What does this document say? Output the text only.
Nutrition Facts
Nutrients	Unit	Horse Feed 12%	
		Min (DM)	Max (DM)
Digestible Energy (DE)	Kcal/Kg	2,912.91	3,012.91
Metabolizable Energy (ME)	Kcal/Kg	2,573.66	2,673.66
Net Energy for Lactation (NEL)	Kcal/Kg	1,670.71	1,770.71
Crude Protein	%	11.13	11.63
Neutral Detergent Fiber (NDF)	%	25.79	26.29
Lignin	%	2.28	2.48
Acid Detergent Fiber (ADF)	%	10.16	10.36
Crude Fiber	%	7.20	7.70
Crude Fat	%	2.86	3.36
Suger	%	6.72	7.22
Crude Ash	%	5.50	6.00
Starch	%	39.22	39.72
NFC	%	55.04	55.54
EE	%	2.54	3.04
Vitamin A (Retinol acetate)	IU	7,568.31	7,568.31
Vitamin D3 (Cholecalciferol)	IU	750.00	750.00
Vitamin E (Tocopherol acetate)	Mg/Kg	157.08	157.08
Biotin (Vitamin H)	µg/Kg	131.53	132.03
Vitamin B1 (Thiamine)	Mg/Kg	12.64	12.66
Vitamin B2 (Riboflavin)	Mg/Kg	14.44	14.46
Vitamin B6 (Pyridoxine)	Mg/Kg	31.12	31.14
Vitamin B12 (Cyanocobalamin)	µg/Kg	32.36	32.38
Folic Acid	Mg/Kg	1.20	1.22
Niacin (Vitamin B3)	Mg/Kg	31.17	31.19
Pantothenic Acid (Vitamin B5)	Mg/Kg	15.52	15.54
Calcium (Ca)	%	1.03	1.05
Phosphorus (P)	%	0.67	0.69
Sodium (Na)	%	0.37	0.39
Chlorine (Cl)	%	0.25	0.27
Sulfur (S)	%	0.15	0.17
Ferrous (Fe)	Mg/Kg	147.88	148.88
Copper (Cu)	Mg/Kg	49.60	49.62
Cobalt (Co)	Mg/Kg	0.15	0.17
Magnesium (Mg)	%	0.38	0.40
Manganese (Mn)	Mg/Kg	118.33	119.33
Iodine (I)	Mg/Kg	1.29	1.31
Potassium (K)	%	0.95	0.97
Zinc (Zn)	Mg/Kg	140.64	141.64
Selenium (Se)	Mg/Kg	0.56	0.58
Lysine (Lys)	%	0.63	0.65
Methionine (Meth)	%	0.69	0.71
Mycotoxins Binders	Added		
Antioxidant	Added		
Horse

------------

▸ **EXERCISE GOAL**: Look over the entries above and tally the lines containing the string "Crude"; the answer is that total only.

▸ **ANSWER TO THIS EXERCISE**: 4